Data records

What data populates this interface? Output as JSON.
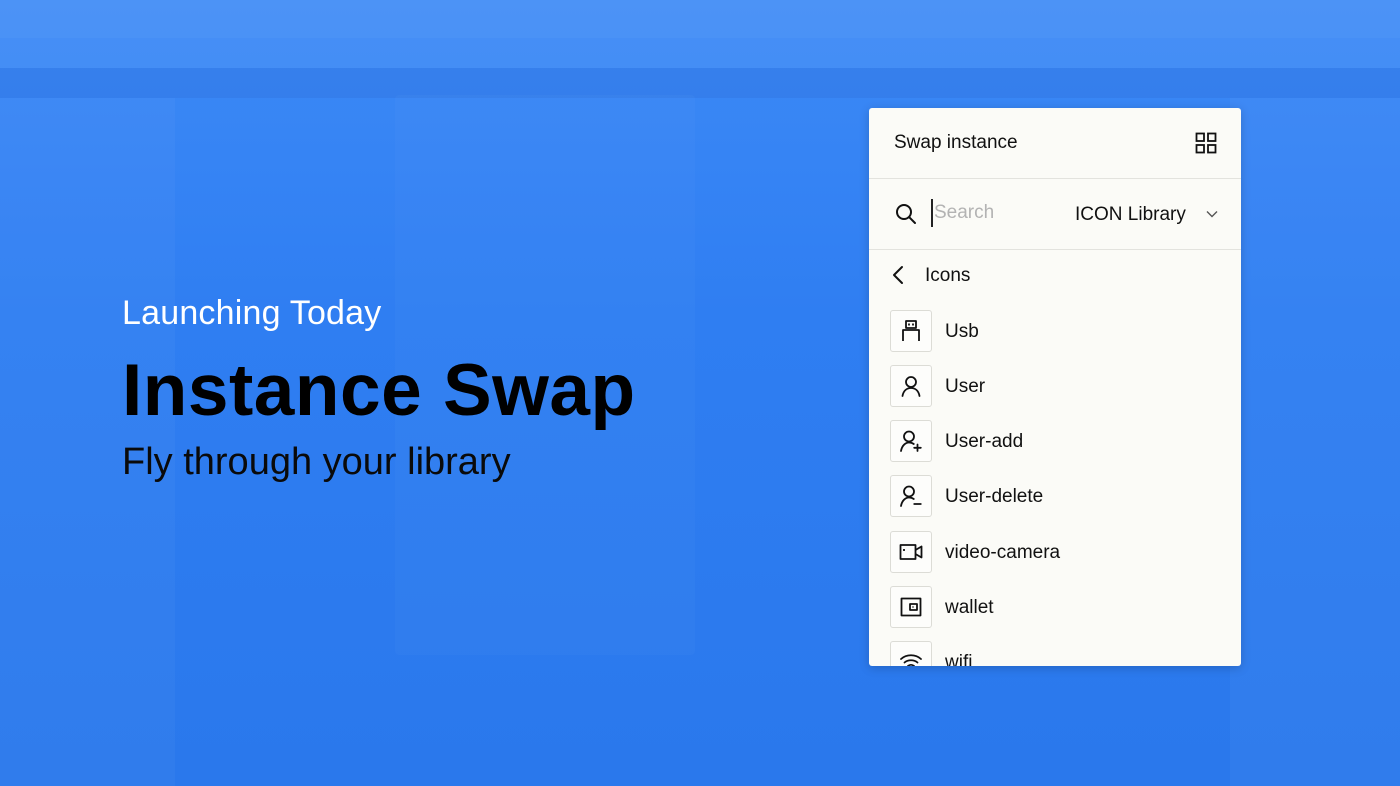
{
  "hero": {
    "eyebrow": "Launching Today",
    "title": "Instance Swap",
    "subtitle": "Fly through your library"
  },
  "panel": {
    "title": "Swap instance",
    "grid_icon": "grid-icon",
    "search": {
      "value": "",
      "placeholder": "Search",
      "icon": "search-icon"
    },
    "library": {
      "selected": "ICON Library",
      "icon": "chevron-down-icon"
    },
    "back": {
      "label": "Icons",
      "icon": "chevron-left-icon"
    },
    "items": [
      {
        "label": "Usb",
        "icon": "usb-icon"
      },
      {
        "label": "User",
        "icon": "user-icon"
      },
      {
        "label": "User-add",
        "icon": "user-add-icon"
      },
      {
        "label": "User-delete",
        "icon": "user-delete-icon"
      },
      {
        "label": "video-camera",
        "icon": "video-camera-icon"
      },
      {
        "label": "wallet",
        "icon": "wallet-icon"
      },
      {
        "label": "wifi",
        "icon": "wifi-icon"
      }
    ]
  },
  "colors": {
    "background": "#2f7ef2",
    "panel": "#fbfbf7",
    "title_text": "#000000",
    "eyebrow_text": "#ffffff"
  }
}
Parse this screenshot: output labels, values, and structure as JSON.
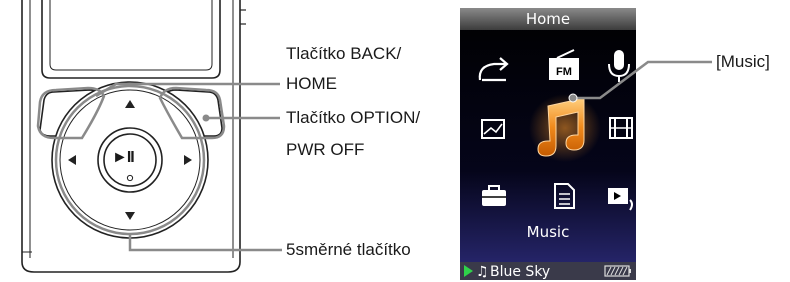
{
  "device_labels": {
    "back_home_line1": "Tlačítko BACK/",
    "back_home_line2": "HOME",
    "option_line1": "Tlačítko OPTION/",
    "option_line2": "PWR OFF",
    "five_way": "5směrné tlačítko",
    "music_callout": "[Music]"
  },
  "screen": {
    "title": "Home",
    "selected_label": "Music",
    "now_playing_prefix": "► ♫",
    "now_playing_title": "Blue Sky",
    "play_indicator_color": "#2fd24a",
    "selected_icon_color": "#f08a1c",
    "icons": [
      {
        "row": 0,
        "col": 0,
        "name": "shuffle-all-icon"
      },
      {
        "row": 0,
        "col": 1,
        "name": "fm-radio-icon",
        "text": "FM"
      },
      {
        "row": 0,
        "col": 2,
        "name": "voice-recording-icon"
      },
      {
        "row": 1,
        "col": 0,
        "name": "photo-icon"
      },
      {
        "row": 1,
        "col": 1,
        "name": "music-icon"
      },
      {
        "row": 1,
        "col": 2,
        "name": "video-icon"
      },
      {
        "row": 2,
        "col": 0,
        "name": "settings-icon"
      },
      {
        "row": 2,
        "col": 1,
        "name": "podcast-icon"
      },
      {
        "row": 2,
        "col": 2,
        "name": "now-playing-icon"
      }
    ]
  },
  "device_buttons": {
    "play_pause_glyph": "►II"
  }
}
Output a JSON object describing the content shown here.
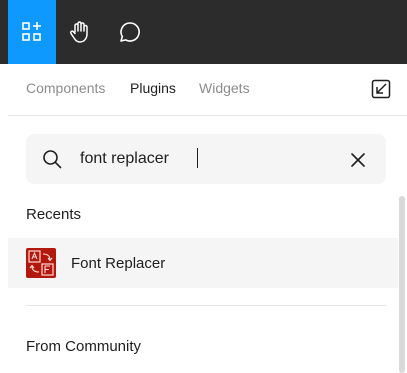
{
  "toolbar": {
    "tools": [
      {
        "icon": "resources-icon",
        "active": true
      },
      {
        "icon": "hand-icon",
        "active": false
      },
      {
        "icon": "comment-icon",
        "active": false
      }
    ],
    "accent_color": "#0d99ff",
    "background_color": "#2c2c2c"
  },
  "tabs": [
    {
      "label": "Components",
      "selected": false
    },
    {
      "label": "Plugins",
      "selected": true
    },
    {
      "label": "Widgets",
      "selected": false
    }
  ],
  "search": {
    "value": "font replacer",
    "placeholder": "Search"
  },
  "sections": {
    "recents": "Recents",
    "community": "From Community"
  },
  "recents": [
    {
      "name": "Font Replacer",
      "thumb_color": "#b3180f"
    }
  ]
}
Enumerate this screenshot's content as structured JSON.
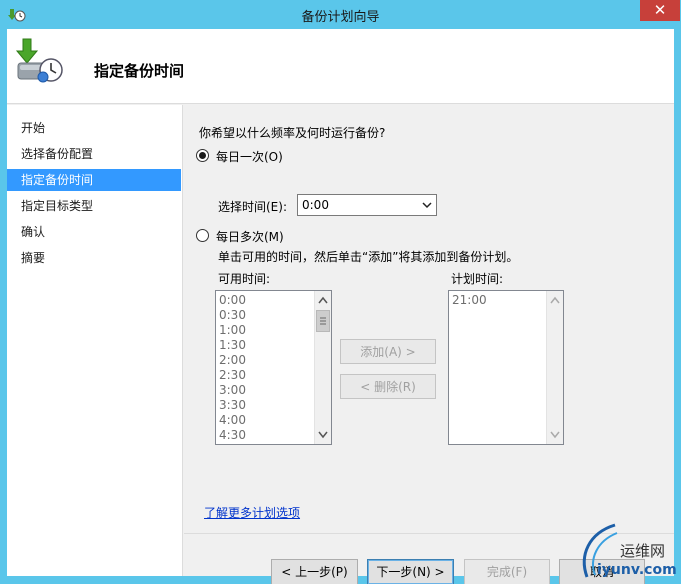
{
  "window": {
    "title": "备份计划向导",
    "close_glyph": "✕"
  },
  "header": {
    "title": "指定备份时间"
  },
  "sidebar": {
    "items": [
      {
        "label": "开始"
      },
      {
        "label": "选择备份配置"
      },
      {
        "label": "指定备份时间"
      },
      {
        "label": "指定目标类型"
      },
      {
        "label": "确认"
      },
      {
        "label": "摘要"
      }
    ],
    "active_index": 2
  },
  "schedule": {
    "question": "你希望以什么频率及何时运行备份?",
    "once_daily_label": "每日一次(O)",
    "time_label": "选择时间(E):",
    "time_value": "0:00",
    "multi_daily_label": "每日多次(M)",
    "multi_instruction": "单击可用的时间，然后单击“添加”将其添加到备份计划。",
    "available_label": "可用时间:",
    "scheduled_label": "计划时间:",
    "available_times": [
      "0:00",
      "0:30",
      "1:00",
      "1:30",
      "2:00",
      "2:30",
      "3:00",
      "3:30",
      "4:00",
      "4:30"
    ],
    "scheduled_times": [
      "21:00"
    ],
    "add_button": "添加(A) >",
    "remove_button": "< 删除(R)",
    "learn_more_link": "了解更多计划选项"
  },
  "footer": {
    "back_button": "< 上一步(P)",
    "next_button": "下一步(N) >",
    "finish_button": "完成(F)",
    "cancel_button": "取消"
  },
  "watermark": {
    "cn_text": "运维网",
    "en_text": "iyunv.com"
  },
  "colors": {
    "titlebar": "#5ac6ea",
    "selected_nav": "#3399ff",
    "close_button": "#c7403a",
    "link": "#0033cc"
  }
}
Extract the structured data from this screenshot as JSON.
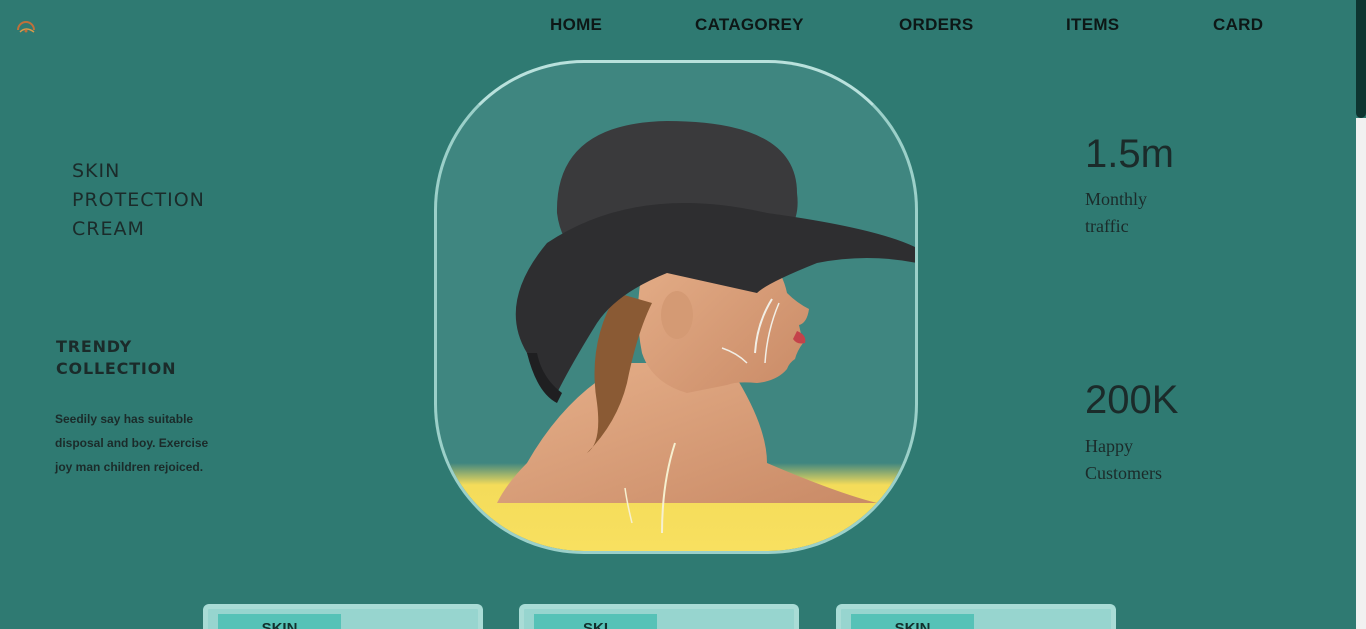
{
  "nav": {
    "items": [
      "HOME",
      "CATAGOREY",
      "ORDERS",
      "ITEMS",
      "CARD"
    ]
  },
  "hero": {
    "title_lines": [
      "SKIN",
      "PROTECTION",
      "CREAM"
    ]
  },
  "trendy": {
    "title_lines": [
      "TRENDY",
      "COLLECTION"
    ],
    "description": "Seedily say has suitable disposal and boy. Exercise joy man children rejoiced."
  },
  "stats": [
    {
      "value": "1.5m",
      "label_lines": [
        "Monthly",
        "traffic"
      ]
    },
    {
      "value": "200K",
      "label_lines": [
        "Happy",
        "Customers"
      ]
    }
  ],
  "cards": [
    {
      "tag": "SKIN"
    },
    {
      "tag": "SKI"
    },
    {
      "tag": "SKIN"
    }
  ],
  "colors": {
    "background": "#2f7a72",
    "frame_border": "#9bd0c9",
    "card_bg": "#97d5cf",
    "card_tag": "#56c2b7",
    "hat": "#3a3a3c",
    "shirt": "#f4dc5a"
  },
  "icons": {
    "logo": "logo-icon",
    "hero_image": "woman-in-hat-image"
  }
}
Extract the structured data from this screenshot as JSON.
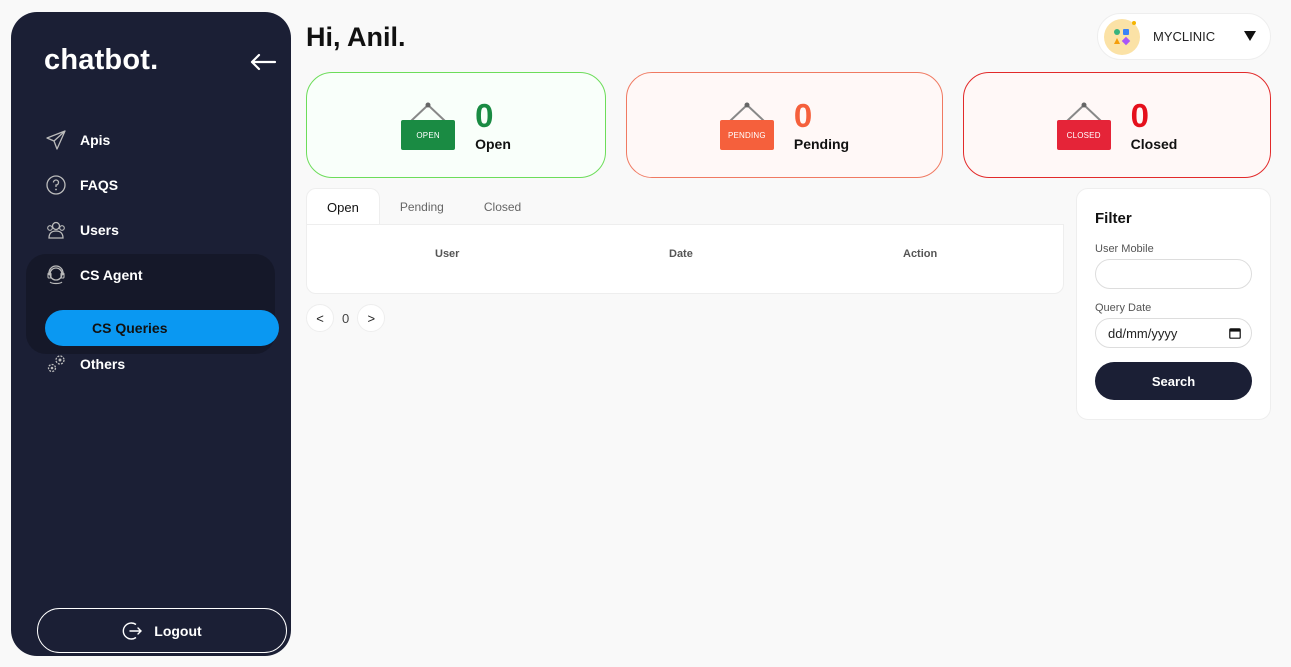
{
  "app": {
    "brand": "chatbot."
  },
  "sidebar": {
    "items": [
      {
        "label": "Apis",
        "icon": "paper-plane-icon"
      },
      {
        "label": "FAQS",
        "icon": "question-bubble-icon"
      },
      {
        "label": "Users",
        "icon": "users-icon"
      },
      {
        "label": "CS Agent",
        "icon": "headset-icon"
      },
      {
        "label": "Others",
        "icon": "gears-icon"
      }
    ],
    "active_sub": "CS Queries",
    "logout_label": "Logout"
  },
  "header": {
    "greeting": "Hi, Anil.",
    "clinic": "MYCLINIC"
  },
  "cards": [
    {
      "sign": "OPEN",
      "count": "0",
      "label": "Open",
      "color": "#1a8b43"
    },
    {
      "sign": "PENDING",
      "count": "0",
      "label": "Pending",
      "color": "#f5603c"
    },
    {
      "sign": "CLOSED",
      "count": "0",
      "label": "Closed",
      "color": "#e5101c"
    }
  ],
  "tabs": [
    "Open",
    "Pending",
    "Closed"
  ],
  "table": {
    "columns": [
      "User",
      "Date",
      "Action"
    ]
  },
  "pagination": {
    "prev": "<",
    "page": "0",
    "next": ">"
  },
  "filter": {
    "title": "Filter",
    "mobile_label": "User Mobile",
    "mobile_value": "",
    "date_label": "Query Date",
    "date_placeholder": "dd/mm/yyyy",
    "search_label": "Search"
  }
}
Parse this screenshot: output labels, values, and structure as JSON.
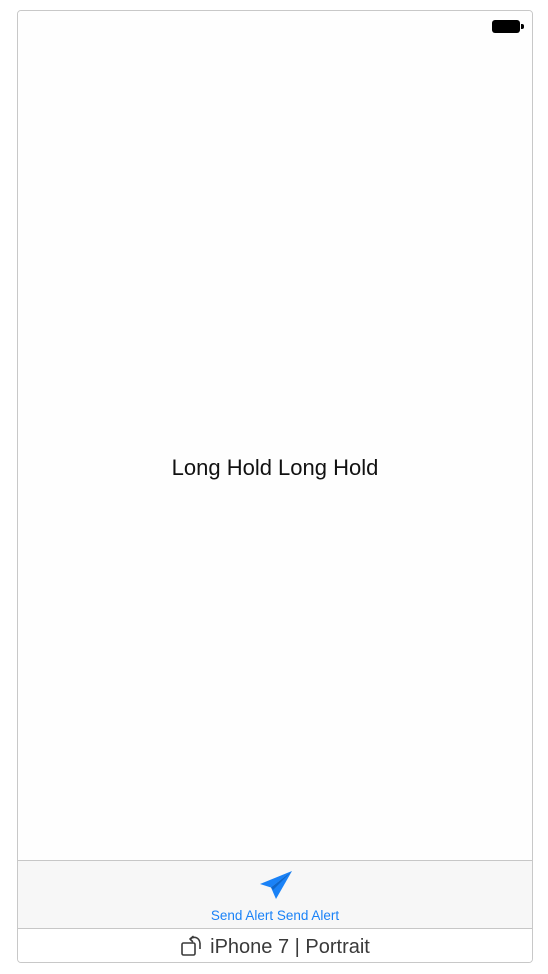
{
  "status_bar": {
    "battery_icon": "battery-full-icon"
  },
  "main": {
    "center_label": "Long Hold Long Hold"
  },
  "tab_bar": {
    "items": [
      {
        "label": "Send Alert Send Alert",
        "icon": "paper-plane-icon",
        "color": "#1a82f7"
      }
    ]
  },
  "footer": {
    "rotate_icon": "rotate-device-icon",
    "device_label": "iPhone 7 | Portrait"
  }
}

:: AIM OF THE EXERCISE ::
In the records, locate each line holding the string "video" and copy it.

:: COMPLETED EXERCISE ::
        "label": "video-camera",
        "icon": "video-camera-icon"
        "name": "video-icon"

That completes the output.